**WHAT THE EXERCISE ASKS:** The records underneath are to be repeated exactly, with the pictures left out.

Data records
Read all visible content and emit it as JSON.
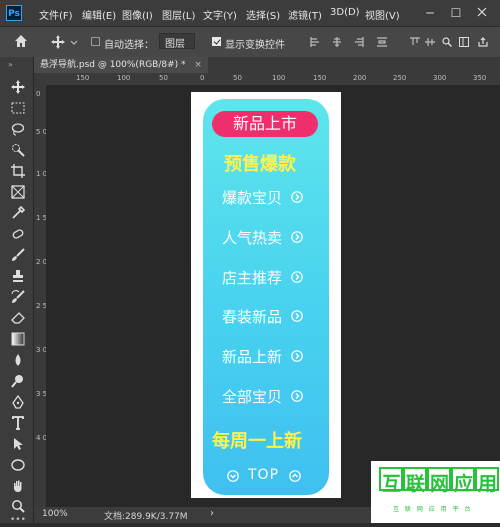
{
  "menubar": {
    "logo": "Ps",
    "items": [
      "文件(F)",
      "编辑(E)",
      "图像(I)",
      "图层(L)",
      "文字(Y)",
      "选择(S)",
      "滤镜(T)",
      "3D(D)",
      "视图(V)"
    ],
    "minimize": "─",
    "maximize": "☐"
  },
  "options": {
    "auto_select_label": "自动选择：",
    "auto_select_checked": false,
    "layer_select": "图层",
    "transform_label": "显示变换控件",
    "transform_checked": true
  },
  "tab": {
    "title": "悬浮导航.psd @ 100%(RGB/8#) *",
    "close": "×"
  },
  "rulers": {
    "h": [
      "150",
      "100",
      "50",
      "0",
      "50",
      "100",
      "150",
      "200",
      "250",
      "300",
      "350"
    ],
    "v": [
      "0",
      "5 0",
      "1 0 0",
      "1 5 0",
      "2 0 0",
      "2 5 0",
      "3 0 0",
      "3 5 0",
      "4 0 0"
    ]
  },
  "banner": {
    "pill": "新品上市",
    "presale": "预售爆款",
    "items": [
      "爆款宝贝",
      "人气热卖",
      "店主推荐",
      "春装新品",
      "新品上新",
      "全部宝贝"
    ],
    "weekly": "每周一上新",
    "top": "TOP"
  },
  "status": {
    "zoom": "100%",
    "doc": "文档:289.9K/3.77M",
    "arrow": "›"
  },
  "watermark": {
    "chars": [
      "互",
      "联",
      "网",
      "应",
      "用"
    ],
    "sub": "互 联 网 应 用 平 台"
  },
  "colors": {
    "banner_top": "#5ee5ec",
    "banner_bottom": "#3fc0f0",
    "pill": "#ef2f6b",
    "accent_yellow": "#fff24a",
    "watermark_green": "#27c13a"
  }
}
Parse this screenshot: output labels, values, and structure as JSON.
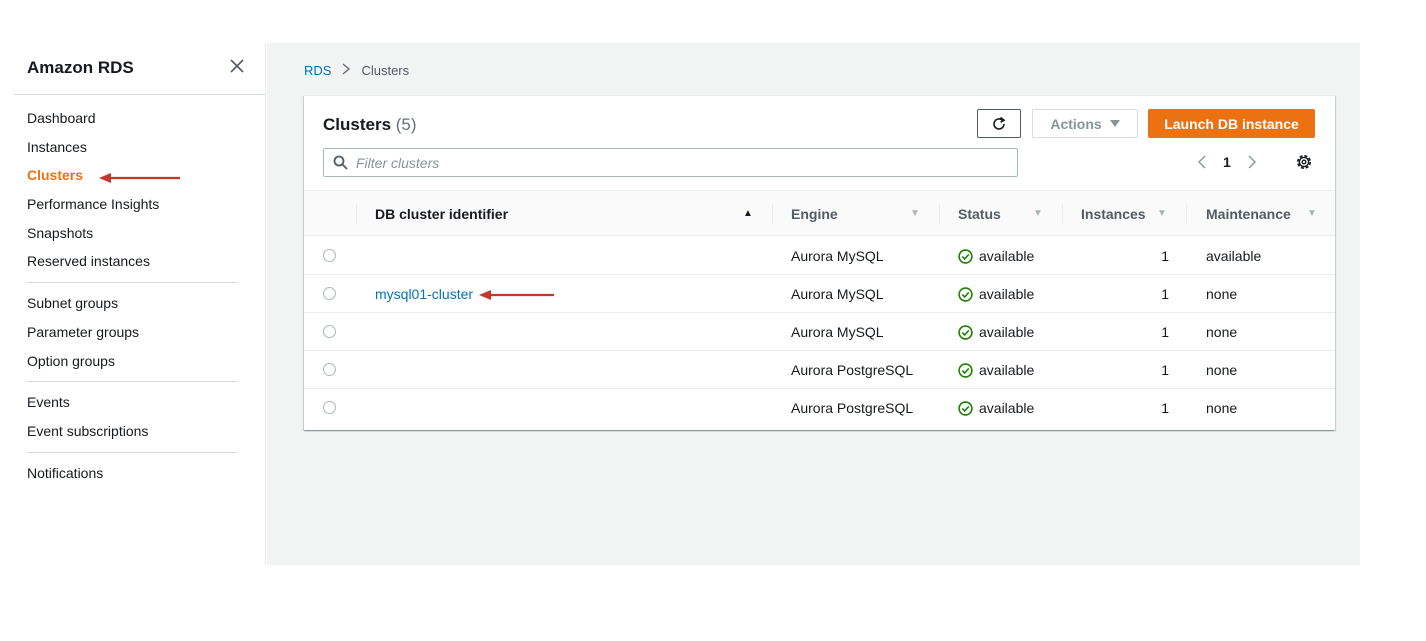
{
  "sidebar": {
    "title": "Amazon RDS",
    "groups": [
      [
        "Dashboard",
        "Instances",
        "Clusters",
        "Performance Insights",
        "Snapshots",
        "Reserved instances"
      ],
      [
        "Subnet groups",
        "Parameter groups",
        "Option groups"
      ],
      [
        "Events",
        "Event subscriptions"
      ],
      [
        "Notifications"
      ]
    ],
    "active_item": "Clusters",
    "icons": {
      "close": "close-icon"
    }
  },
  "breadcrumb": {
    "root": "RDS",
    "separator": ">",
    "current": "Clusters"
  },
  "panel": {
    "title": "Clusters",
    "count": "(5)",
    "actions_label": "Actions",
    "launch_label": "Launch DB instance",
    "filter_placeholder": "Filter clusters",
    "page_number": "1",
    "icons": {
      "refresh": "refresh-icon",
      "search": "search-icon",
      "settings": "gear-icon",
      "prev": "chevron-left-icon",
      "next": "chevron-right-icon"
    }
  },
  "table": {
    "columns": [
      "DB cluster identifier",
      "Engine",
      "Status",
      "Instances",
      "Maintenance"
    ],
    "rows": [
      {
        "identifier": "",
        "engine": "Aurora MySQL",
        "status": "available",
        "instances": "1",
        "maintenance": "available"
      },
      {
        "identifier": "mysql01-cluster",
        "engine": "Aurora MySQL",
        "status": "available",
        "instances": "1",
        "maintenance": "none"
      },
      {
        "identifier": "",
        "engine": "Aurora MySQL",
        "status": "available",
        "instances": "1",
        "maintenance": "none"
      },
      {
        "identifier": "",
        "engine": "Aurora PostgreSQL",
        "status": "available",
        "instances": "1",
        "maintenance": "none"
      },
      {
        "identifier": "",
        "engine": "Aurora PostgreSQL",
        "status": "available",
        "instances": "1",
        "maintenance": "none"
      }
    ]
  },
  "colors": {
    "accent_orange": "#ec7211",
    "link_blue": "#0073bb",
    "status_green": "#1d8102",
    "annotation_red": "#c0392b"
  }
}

**ANSWER FOR THIS EXERCISE:**
Read all visible content and emit it as JSON.
{
  "menubar": {
    "logo": "Ps",
    "items": [
      "文件(F)",
      "编辑(E)",
      "图像(I)",
      "图层(L)",
      "文字(Y)",
      "选择(S)",
      "滤镜(T)",
      "3D(D)",
      "视图(V)"
    ],
    "minimize": "─",
    "maximize": "☐"
  },
  "options": {
    "auto_select_label": "自动选择：",
    "auto_select_checked": false,
    "layer_select": "图层",
    "transform_label": "显示变换控件",
    "transform_checked": true
  },
  "tab": {
    "title": "悬浮导航.psd @ 100%(RGB/8#) *",
    "close": "×"
  },
  "rulers": {
    "h": [
      "150",
      "100",
      "50",
      "0",
      "50",
      "100",
      "150",
      "200",
      "250",
      "300",
      "350"
    ],
    "v": [
      "0",
      "5 0",
      "1 0 0",
      "1 5 0",
      "2 0 0",
      "2 5 0",
      "3 0 0",
      "3 5 0",
      "4 0 0"
    ]
  },
  "banner": {
    "pill": "新品上市",
    "presale": "预售爆款",
    "items": [
      "爆款宝贝",
      "人气热卖",
      "店主推荐",
      "春装新品",
      "新品上新",
      "全部宝贝"
    ],
    "weekly": "每周一上新",
    "top": "TOP"
  },
  "status": {
    "zoom": "100%",
    "doc": "文档:289.9K/3.77M",
    "arrow": "›"
  },
  "watermark": {
    "chars": [
      "互",
      "联",
      "网",
      "应",
      "用"
    ],
    "sub": "互 联 网 应 用 平 台"
  },
  "colors": {
    "banner_top": "#5ee5ec",
    "banner_bottom": "#3fc0f0",
    "pill": "#ef2f6b",
    "accent_yellow": "#fff24a",
    "watermark_green": "#27c13a"
  }
}
Parse this screenshot: output labels, values, and structure as JSON.
{
  "sidebar": {
    "title": "Amazon RDS",
    "groups": [
      [
        "Dashboard",
        "Instances",
        "Clusters",
        "Performance Insights",
        "Snapshots",
        "Reserved instances"
      ],
      [
        "Subnet groups",
        "Parameter groups",
        "Option groups"
      ],
      [
        "Events",
        "Event subscriptions"
      ],
      [
        "Notifications"
      ]
    ],
    "active_item": "Clusters",
    "icons": {
      "close": "close-icon"
    }
  },
  "breadcrumb": {
    "root": "RDS",
    "separator": ">",
    "current": "Clusters"
  },
  "panel": {
    "title": "Clusters",
    "count": "(5)",
    "actions_label": "Actions",
    "launch_label": "Launch DB instance",
    "filter_placeholder": "Filter clusters",
    "page_number": "1",
    "icons": {
      "refresh": "refresh-icon",
      "search": "search-icon",
      "settings": "gear-icon",
      "prev": "chevron-left-icon",
      "next": "chevron-right-icon"
    }
  },
  "table": {
    "columns": [
      "DB cluster identifier",
      "Engine",
      "Status",
      "Instances",
      "Maintenance"
    ],
    "rows": [
      {
        "identifier": "",
        "engine": "Aurora MySQL",
        "status": "available",
        "instances": "1",
        "maintenance": "available"
      },
      {
        "identifier": "mysql01-cluster",
        "engine": "Aurora MySQL",
        "status": "available",
        "instances": "1",
        "maintenance": "none"
      },
      {
        "identifier": "",
        "engine": "Aurora MySQL",
        "status": "available",
        "instances": "1",
        "maintenance": "none"
      },
      {
        "identifier": "",
        "engine": "Aurora PostgreSQL",
        "status": "available",
        "instances": "1",
        "maintenance": "none"
      },
      {
        "identifier": "",
        "engine": "Aurora PostgreSQL",
        "status": "available",
        "instances": "1",
        "maintenance": "none"
      }
    ]
  },
  "colors": {
    "accent_orange": "#ec7211",
    "link_blue": "#0073bb",
    "status_green": "#1d8102",
    "annotation_red": "#c0392b"
  }
}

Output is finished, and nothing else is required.